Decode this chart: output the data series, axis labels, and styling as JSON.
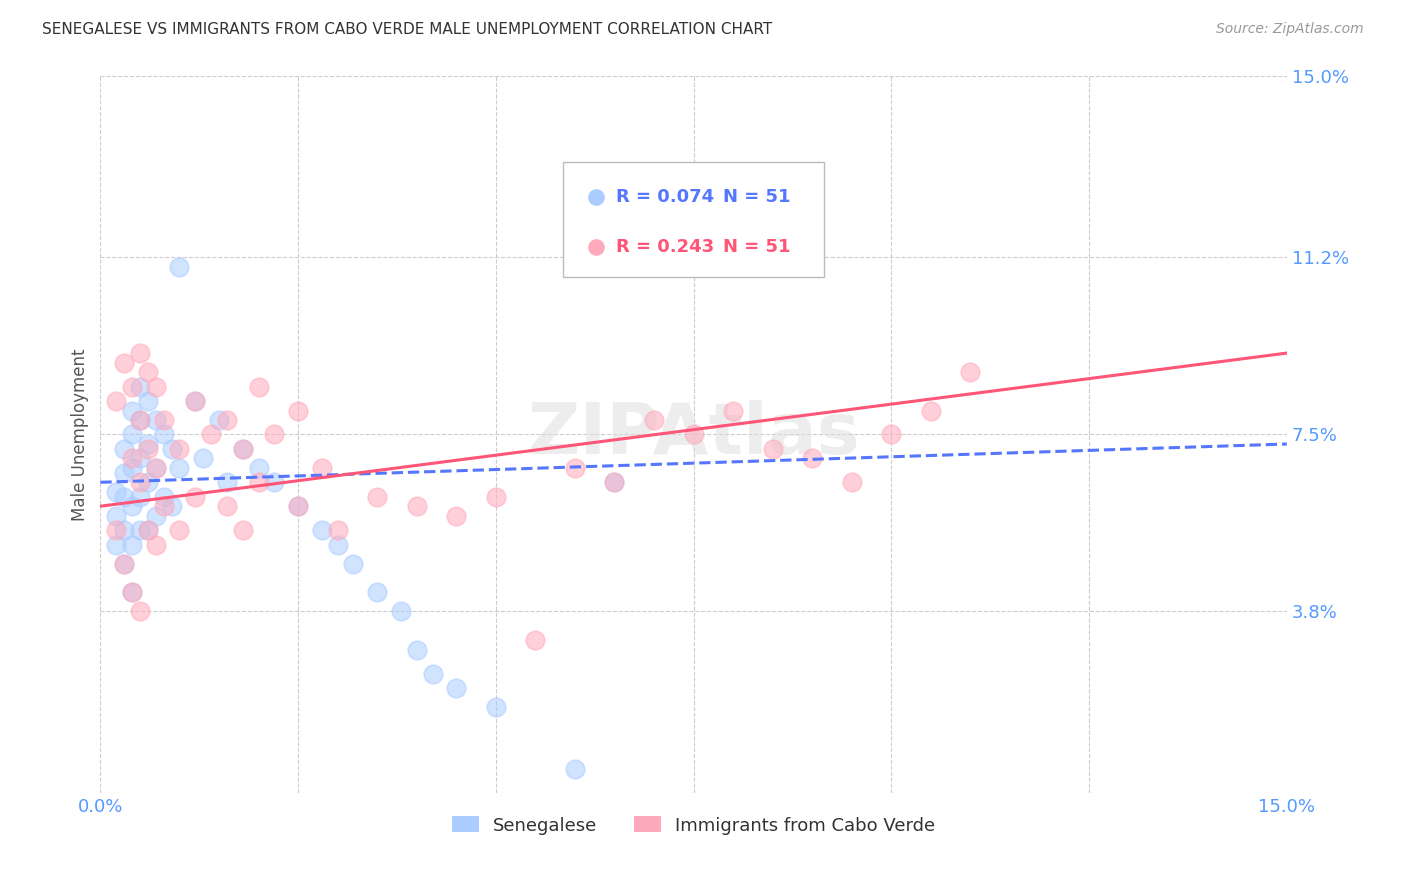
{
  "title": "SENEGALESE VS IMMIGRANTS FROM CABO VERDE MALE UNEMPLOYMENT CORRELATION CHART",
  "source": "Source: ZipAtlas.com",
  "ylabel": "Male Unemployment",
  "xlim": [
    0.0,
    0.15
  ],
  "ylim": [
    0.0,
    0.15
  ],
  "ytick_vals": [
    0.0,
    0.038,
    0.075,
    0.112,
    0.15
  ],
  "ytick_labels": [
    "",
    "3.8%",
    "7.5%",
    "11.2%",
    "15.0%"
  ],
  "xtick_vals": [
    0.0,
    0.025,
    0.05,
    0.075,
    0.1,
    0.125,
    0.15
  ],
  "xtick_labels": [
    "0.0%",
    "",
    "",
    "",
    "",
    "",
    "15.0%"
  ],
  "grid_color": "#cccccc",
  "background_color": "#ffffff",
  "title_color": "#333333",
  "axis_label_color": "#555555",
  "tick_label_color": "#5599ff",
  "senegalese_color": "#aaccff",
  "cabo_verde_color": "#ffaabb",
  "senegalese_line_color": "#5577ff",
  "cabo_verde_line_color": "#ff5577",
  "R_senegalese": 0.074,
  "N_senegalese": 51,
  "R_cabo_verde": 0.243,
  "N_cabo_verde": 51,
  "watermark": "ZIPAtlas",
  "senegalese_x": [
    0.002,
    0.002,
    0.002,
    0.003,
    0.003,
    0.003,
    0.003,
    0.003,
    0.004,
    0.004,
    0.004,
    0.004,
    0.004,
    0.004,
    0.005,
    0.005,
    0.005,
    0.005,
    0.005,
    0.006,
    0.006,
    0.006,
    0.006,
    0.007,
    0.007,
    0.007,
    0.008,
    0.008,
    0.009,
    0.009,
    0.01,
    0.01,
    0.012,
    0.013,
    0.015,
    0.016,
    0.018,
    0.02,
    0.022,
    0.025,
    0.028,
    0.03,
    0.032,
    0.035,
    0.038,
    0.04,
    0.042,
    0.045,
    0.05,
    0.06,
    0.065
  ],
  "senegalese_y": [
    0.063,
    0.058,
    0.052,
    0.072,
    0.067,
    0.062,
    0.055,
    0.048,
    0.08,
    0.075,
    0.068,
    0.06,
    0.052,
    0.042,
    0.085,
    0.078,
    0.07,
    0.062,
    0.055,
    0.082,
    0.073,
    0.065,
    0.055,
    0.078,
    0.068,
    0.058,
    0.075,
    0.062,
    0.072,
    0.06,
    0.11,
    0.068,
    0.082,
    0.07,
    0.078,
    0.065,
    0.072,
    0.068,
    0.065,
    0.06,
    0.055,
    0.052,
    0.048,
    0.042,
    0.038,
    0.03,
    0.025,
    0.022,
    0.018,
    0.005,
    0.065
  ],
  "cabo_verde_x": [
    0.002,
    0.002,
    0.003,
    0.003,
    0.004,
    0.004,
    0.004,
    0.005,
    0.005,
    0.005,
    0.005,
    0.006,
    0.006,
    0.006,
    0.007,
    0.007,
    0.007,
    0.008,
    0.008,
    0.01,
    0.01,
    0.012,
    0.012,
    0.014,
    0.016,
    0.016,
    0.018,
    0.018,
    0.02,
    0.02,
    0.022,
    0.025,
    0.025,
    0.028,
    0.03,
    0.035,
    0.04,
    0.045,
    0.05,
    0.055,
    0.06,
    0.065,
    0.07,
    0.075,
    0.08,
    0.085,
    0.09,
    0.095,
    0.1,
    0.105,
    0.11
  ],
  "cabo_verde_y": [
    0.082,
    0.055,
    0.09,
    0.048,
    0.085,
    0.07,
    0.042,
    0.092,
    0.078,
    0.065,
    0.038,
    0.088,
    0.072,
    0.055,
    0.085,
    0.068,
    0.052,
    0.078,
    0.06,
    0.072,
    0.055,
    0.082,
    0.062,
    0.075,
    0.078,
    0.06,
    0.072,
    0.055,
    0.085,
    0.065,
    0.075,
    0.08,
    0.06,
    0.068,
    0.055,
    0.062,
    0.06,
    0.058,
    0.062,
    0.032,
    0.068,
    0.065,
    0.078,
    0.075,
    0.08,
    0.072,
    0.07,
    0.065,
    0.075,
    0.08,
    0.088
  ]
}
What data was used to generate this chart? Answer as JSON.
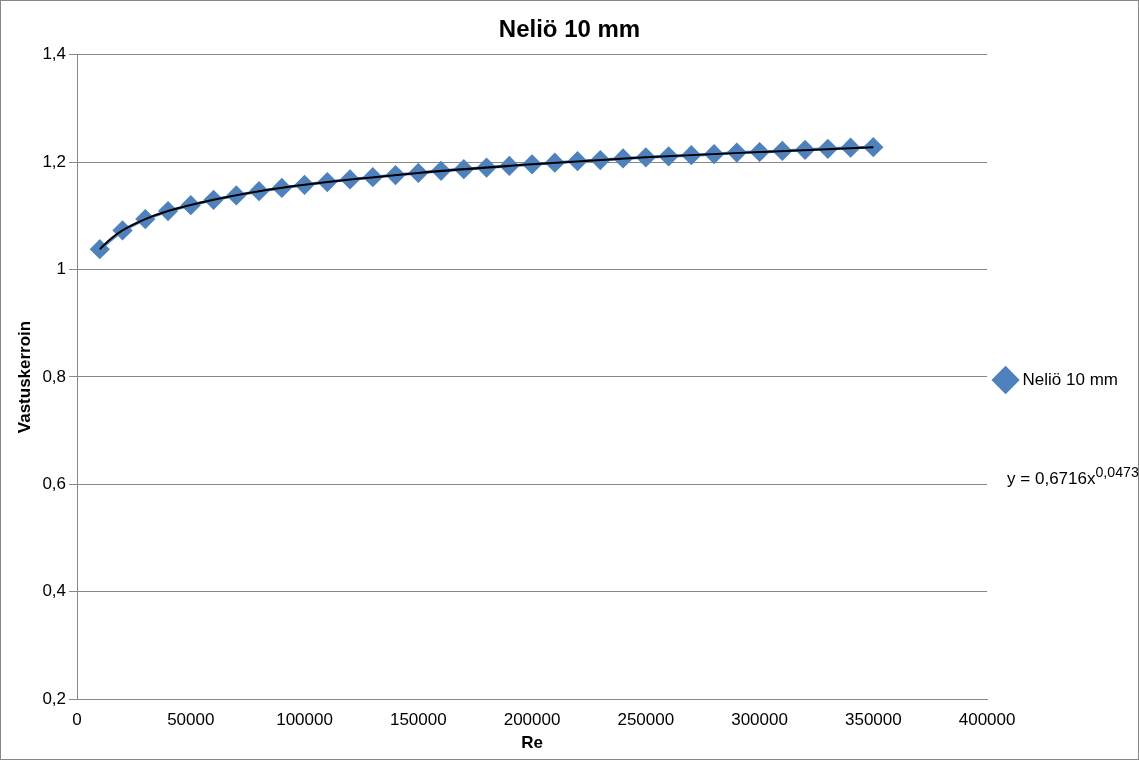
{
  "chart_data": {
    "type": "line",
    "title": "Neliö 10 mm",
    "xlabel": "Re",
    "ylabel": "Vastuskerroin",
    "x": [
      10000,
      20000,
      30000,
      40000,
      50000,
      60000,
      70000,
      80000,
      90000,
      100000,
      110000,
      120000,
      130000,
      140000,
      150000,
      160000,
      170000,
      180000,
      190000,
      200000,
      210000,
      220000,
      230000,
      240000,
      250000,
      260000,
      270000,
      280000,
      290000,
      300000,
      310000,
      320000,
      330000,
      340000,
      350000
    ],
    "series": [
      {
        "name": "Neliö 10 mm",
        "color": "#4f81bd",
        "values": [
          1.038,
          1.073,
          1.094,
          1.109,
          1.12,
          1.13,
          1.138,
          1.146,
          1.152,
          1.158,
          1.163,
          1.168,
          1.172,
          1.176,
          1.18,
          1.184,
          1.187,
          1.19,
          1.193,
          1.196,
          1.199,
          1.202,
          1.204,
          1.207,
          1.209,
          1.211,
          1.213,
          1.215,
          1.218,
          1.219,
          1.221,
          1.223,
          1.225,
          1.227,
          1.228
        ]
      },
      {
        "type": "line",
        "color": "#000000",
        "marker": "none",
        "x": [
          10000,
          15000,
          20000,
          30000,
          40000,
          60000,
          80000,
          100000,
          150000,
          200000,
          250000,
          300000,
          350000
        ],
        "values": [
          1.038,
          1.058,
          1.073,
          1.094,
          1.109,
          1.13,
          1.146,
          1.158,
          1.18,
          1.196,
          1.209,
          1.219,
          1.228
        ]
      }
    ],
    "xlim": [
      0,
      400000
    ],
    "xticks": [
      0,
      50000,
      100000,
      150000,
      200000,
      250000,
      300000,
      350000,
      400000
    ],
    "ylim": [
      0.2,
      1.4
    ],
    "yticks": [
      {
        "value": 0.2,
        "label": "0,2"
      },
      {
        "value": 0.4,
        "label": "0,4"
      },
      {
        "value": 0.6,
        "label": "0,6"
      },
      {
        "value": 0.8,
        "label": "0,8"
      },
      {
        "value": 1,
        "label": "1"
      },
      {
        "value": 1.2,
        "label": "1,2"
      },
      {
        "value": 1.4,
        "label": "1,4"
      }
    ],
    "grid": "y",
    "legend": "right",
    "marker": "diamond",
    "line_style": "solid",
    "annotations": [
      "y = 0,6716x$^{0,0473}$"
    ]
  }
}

■ WHAT IS REQUIRED ■
Only the number is needed here: how many lines of the records contain "series"?

■ REPLY TO THE EXERCISE ■
2